- [Excerpt provided]
## Start
The National Football Foundation & College Hall of Fame (NFF), announced today the recipients of four of the NFF's 2010 Major Awards.

They include:

Outstanding Contribution to Amateur Football Award
Dr. Joseph Kearney
Longtime Athletics Administrator

John L. Toner Award
Robert E. Mulcahy III
Former Director of Athletics, Rutgers University

Chris Schenkel Award
Joe Starkey
Sports Broadcaster, University of California

Outstanding Football Official
Rogers Redding
SEC Coordinator of Officiating

The winner of the Foundation's highest honor, the Gold Medal, as well as the Distinguished American Award recipient will be announced in the coming weeks via national press release.

"The 2010 recipients of these awards have given tirelessly to college football, and it is a privilege to recognize them for their dedication," said NFF President & CEO Steve Hatchell. "They now join an elite few who have claimed these national awards as college football pioneers who have made significant contributions in their respective professions."

Each honoree will accept his award at the NFF Annual Awards Dinner on December 7, 2010, at the Waldorf-Astoria in New York City. Kearney, who passed away May 5 of this year, will be represented by his family. Also that evening, the NFF will recognize the National Scholar-Athlete class (announced in the fall); award the Campbell Trophy, endowed by HealthSouth; and induct the 2010 Football Bowl Subdivision College Football Hall of Fame Class.

For ticket information to the NFF Annual Awards Dinner in New York City, please contact Will Rudd at 800.486.1865 or via email at wrudd@footballfoundation.com.
## End
- [Task list]
- A) Copy the passage of the NFF awards announcement from "Outstanding Football Official" up to and including "national press release.".
- B) According to the NFF awards announcement, who received the John L. Toner Award?
- C) Pick up the NFF awards announcement after its last sentence and keep writing it.

- [Information provided]
## Start
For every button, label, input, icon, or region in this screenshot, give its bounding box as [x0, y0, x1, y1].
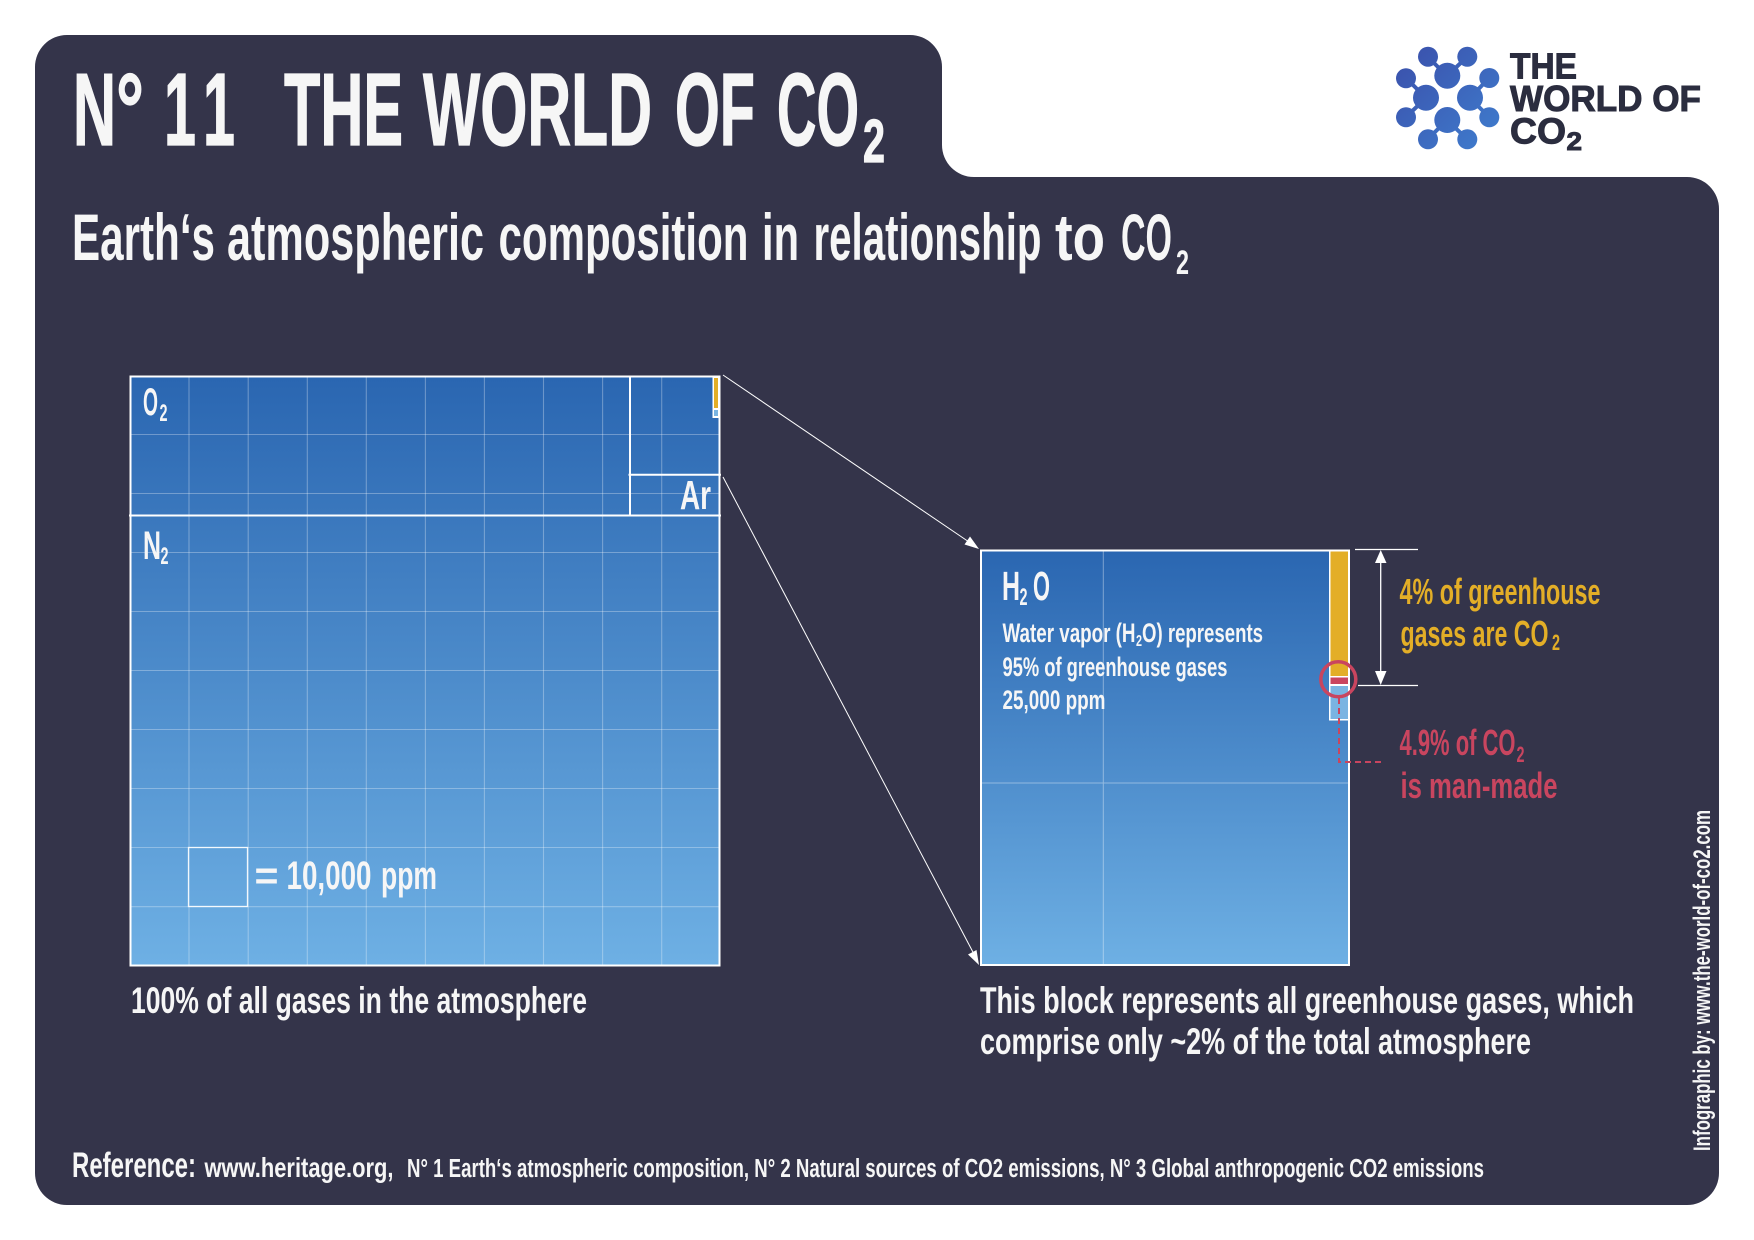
title: N: [73, 52, 116, 167]
chart: greenhouse gases block: [981, 550, 1349, 965]
caption: right block: comprise only ~2% of the total atmosphere: [980, 1021, 1531, 1062]
logo: The World of CO2: [1396, 46, 1701, 156]
legend: 10,000 ppm square: [188, 848, 437, 906]
title: 2: [863, 107, 885, 175]
label: N2: N: [143, 524, 161, 568]
title: CO: [777, 52, 859, 167]
label: H2O: H: [1002, 563, 1020, 609]
title: WORLD: [423, 52, 652, 167]
logo wordmark: WORLD OF: [1510, 78, 1701, 119]
subtitle: to: [1055, 200, 1105, 274]
subtitle: in: [762, 200, 799, 274]
callout: man-made highlight circle and dashed leader: [1321, 662, 1384, 762]
text: water vapor description: Water vapor (H: [1002, 618, 1136, 648]
logo wordmark: [1510, 46, 1701, 156]
callout text: 4% of greenhouse gases are CO2: gases are CO: [1400, 613, 1548, 654]
subtitle: CO: [1121, 200, 1172, 274]
text: water vapor description: 2: [1136, 633, 1142, 650]
footer: references: [72, 1146, 1484, 1185]
subtitle: 2: [1176, 244, 1189, 282]
icon: molecule network: [1396, 47, 1499, 149]
title: 1: [164, 52, 196, 167]
CO2 sliver in block: [712, 377, 719, 418]
label: H2O: O: [1033, 563, 1050, 609]
callout text: 4.9% of CO2 is man-made: is man-made: [1400, 765, 1558, 806]
dimension arrow: 4% bracket: [1355, 550, 1418, 686]
block gradient fill: [981, 550, 1349, 965]
label: H2O: 2: [1020, 584, 1028, 611]
title: OF: [675, 52, 755, 167]
logo wordmark: 2: [1566, 128, 1582, 156]
arrow: bottom zoom line: [723, 477, 979, 965]
callout text: 4.9% of CO2 is man-made: [1400, 722, 1558, 806]
label: O2: O: [143, 381, 158, 424]
label: N2: 2: [160, 543, 168, 570]
subtitle: Earth‘s: [72, 200, 215, 274]
caption: right block: [980, 980, 1634, 1062]
logo wordmark: CO: [1510, 110, 1566, 152]
chart: all gases block: [129, 376, 721, 966]
callout text: 4.9% of CO2 is man-made: 2: [1516, 742, 1524, 767]
subtitle: atmospheric: [227, 200, 484, 274]
callout text: 4% of greenhouse gases are CO2: 2: [1552, 630, 1560, 655]
title: 1: [203, 52, 235, 167]
callout text: 4% of greenhouse gases are CO2: [1400, 571, 1600, 655]
legend: 10,000 ppm square: ppm: [381, 854, 437, 898]
text: water vapor description: O) represents: [1142, 618, 1263, 648]
label: O2: 2: [160, 400, 168, 427]
text: water vapor description: 95% of greenhouse gases: [1002, 652, 1228, 682]
CO2 column: [1329, 550, 1349, 720]
label: H2O: [1002, 563, 1050, 611]
title: [73, 52, 885, 175]
title: THE: [284, 52, 403, 167]
callout text: 4% of greenhouse gases are CO2: 4% of greenhouse: [1400, 571, 1600, 612]
block gradient fill: [130, 376, 720, 966]
subtitle: relationship: [814, 200, 1042, 274]
caption: left block: 100% of all gases in the atmosphere: [131, 980, 587, 1021]
logo wordmark: THE: [1510, 46, 1577, 86]
subtitle: composition: [498, 200, 748, 274]
footer: references: www.heritage.org,: [204, 1152, 394, 1183]
footer: references: Reference:: [72, 1146, 196, 1185]
text: water vapor description: 25,000 ppm: [1002, 685, 1106, 715]
credit: vertical text: Infographic by: www.the-world-of-co2.com: [1689, 810, 1716, 1151]
label: Ar: Ar: [680, 472, 711, 518]
subtitle: [72, 200, 1189, 282]
arrow: top zoom line: [723, 375, 979, 549]
title: °: [116, 52, 144, 167]
text: water vapor description: [1002, 618, 1263, 715]
callout text: 4.9% of CO2 is man-made: 4.9% of CO: [1400, 722, 1516, 763]
legend: 10,000 ppm square: =: [254, 854, 278, 898]
legend: 10,000 ppm square: 10,000: [286, 854, 372, 898]
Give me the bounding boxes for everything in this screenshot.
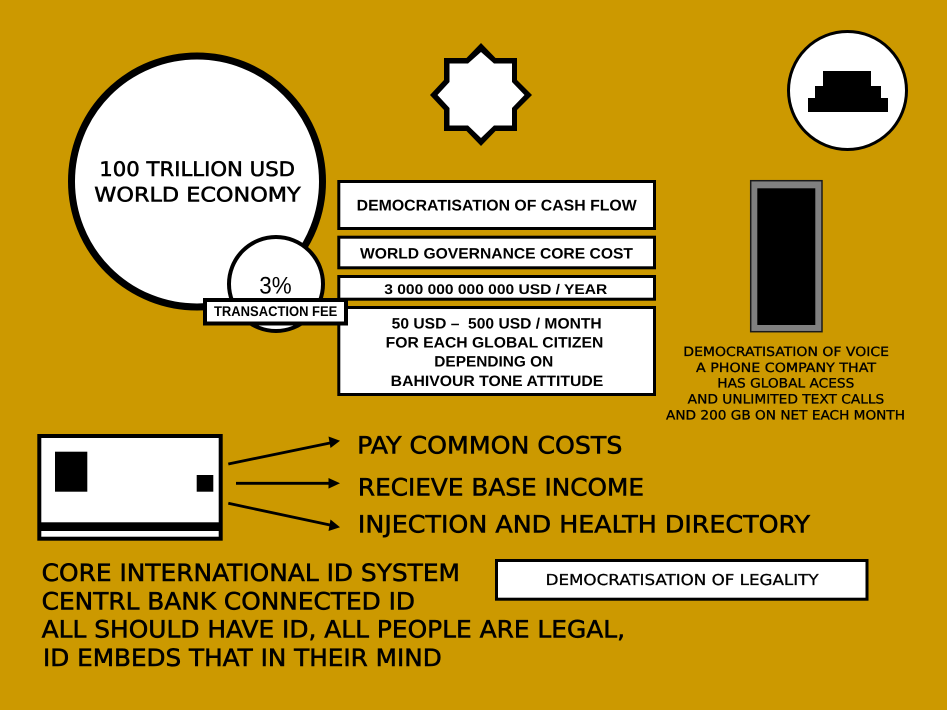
arrow: to injection and health directory — [228, 503, 340, 531]
box: democratisation of legality: DEMOCRATISATION OF LEGALITY — [546, 571, 820, 589]
box: monthly income: BAHIVOUR TONE ATTITUDE — [391, 373, 603, 390]
box: democratisation of cash flow: DEMOCRATISATION OF CASH FLOW — [357, 198, 637, 215]
panel: world economy circles — [72, 56, 323, 331]
label: transaction fee: TRANSACTION FEE — [214, 303, 337, 319]
big circle: world economy: 100 TRILLION USD — [99, 157, 295, 181]
text: democratisation of voice: DEMOCRATISATION OF VOICE — [683, 345, 889, 360]
box: world governance core cost: WORLD GOVERNANCE CORE COST — [360, 245, 633, 262]
big circle: world economy — [72, 56, 322, 307]
text: democratisation of voice: A PHONE COMPANY THAT — [696, 361, 876, 376]
icon: ID card — [39, 436, 221, 539]
text: core international ID system: ALL SHOULD HAVE ID, ALL PEOPLE ARE LEGAL, — [42, 616, 625, 644]
box: world governance core cost — [339, 237, 654, 268]
box: yearly cost — [339, 276, 654, 299]
arrow: to receive base income — [236, 478, 340, 489]
box: yearly cost: 3 000 000 000 000 USD / YEAR — [384, 281, 607, 297]
icon: eight-pointed star — [430, 43, 532, 146]
arrow: to pay common costs — [228, 436, 340, 464]
text: democratisation of voice — [666, 345, 905, 423]
box: democratisation of cash flow — [339, 182, 654, 228]
text: core international ID system: CORE INTERNATIONAL ID SYSTEM — [42, 559, 460, 587]
text: core international ID system: ID EMBEDS THAT IN THEIR MIND — [43, 644, 442, 672]
text: pay common costs: PAY COMMON COSTS — [357, 431, 622, 459]
text: democratisation of voice: AND UNLIMITED TEXT CALLS — [688, 392, 884, 407]
small circle: 3% — [229, 237, 323, 331]
text: democratisation of voice: AND 200 GB ON NET EACH MONTH — [666, 408, 905, 423]
label: transaction fee — [205, 300, 346, 324]
text: core international ID system — [42, 559, 625, 672]
icon: phone — [751, 181, 822, 332]
icon: podium in circle — [788, 32, 906, 150]
text: democratisation of voice: HAS GLOBAL ACESS — [717, 377, 854, 392]
box: monthly income: DEPENDING ON — [434, 354, 553, 371]
box: monthly income: FOR EACH GLOBAL CITIZEN — [386, 335, 603, 352]
box: monthly income: 50 USD – 500 USD / MONTH — [392, 316, 602, 333]
text: core international ID system: CENTRL BANK CONNECTED ID — [42, 588, 415, 616]
box: monthly income — [339, 308, 654, 394]
big circle: world economy: WORLD ECONOMY — [94, 183, 302, 207]
small circle: 3%: 3% — [259, 272, 292, 299]
box: democratisation of legality — [496, 560, 867, 599]
text: recieve base income: RECIEVE BASE INCOME — [358, 474, 644, 502]
text: injection and health directory: INJECTION AND HEALTH DIRECTORY — [358, 510, 810, 538]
## End
- [Task-by-task results]
- A)
Outstanding Football Official
Rogers Redding
SEC Coordinator of Officiating

The winner of the Foundation's highest honor, the Gold Medal, as well as the Distinguished American Award recipient will be announced in the coming weeks via national press release.

- B) Robert E. Mulcahy III, former director of athletics at Rutgers University.

- C)
Outstanding Contribution to Amateur Football Award
This award is intended to provide national recognition to an individual whose efforts and activities in support of the Foundation and its goals have been local in nature. It also applies to individuals who have made significant contributions to the game of football either to the manner in which it is played and coached or to the manner in which it is enjoyed by spectators.

Dr. Joseph Kearney: Longtime Athletics Administrator
As one of the most highly respected administrators in the country, Kearney left an indelible mark on the gridiron throughout his nearly 30 years in college athletics.

Kearney's career began as an assistant athletics director under former University of Washington coach and athletics director Jim Owens. After Owens dropped his administrative duties to focus solely on football, Kearney was appointed to the helm, serving as Huskies' athletics director from 1969-76. He is credited with hiring legendary UW head coach Don James, who was inducted into the College Football Hall of Fame in 1997.

He was hired as Michigan State's athletics director in 1976, and the Spartans would go on to claim 11 Big Ten championships during his tenure. MSU captured conference titles in football, basketball and baseball in 1978-79, winning the NCAA men's basketball championship the same year. He also hired College Football Hall of Fame coaching nominee Darryl Rogers, who led the Spartans to national acclaim.

After a one-year stint as athletics director at Arizona State, Kearney was hired as the Western Athletic Conference Commissioner in 1980, a post he would hold until his retirement in 1994. Under his tutelage, the conference crowned its first national football champion (BYU, 1984); earned its first Heisman and Outland Trophy winners; and oversaw the expansion to add Fresno State. For his devotion to intercollegiate athletics and its betterment, he was awarded NACDA's prestigious Corbett Award in 1991.

Dedicated to promoting the good that comes from the game of football, Kearney established three chapters (Colorado, Southern Arizona, King County (Wash.)) of the National Football Foundation throughout the country and was actively involved in the Southern Arizona Chapter until his health declined. He also served as a board member for the College Football Association; acted as president of the Collegiate Commissioner's Association; gained recognition as a special delegate to Congress on Title IX; and served on the U.S. Olympic Committee for 16 years. In his honor, the WAC established the Joe Kearney Award, which has been presented to the conference's top male and female athlete each year since 1991-92.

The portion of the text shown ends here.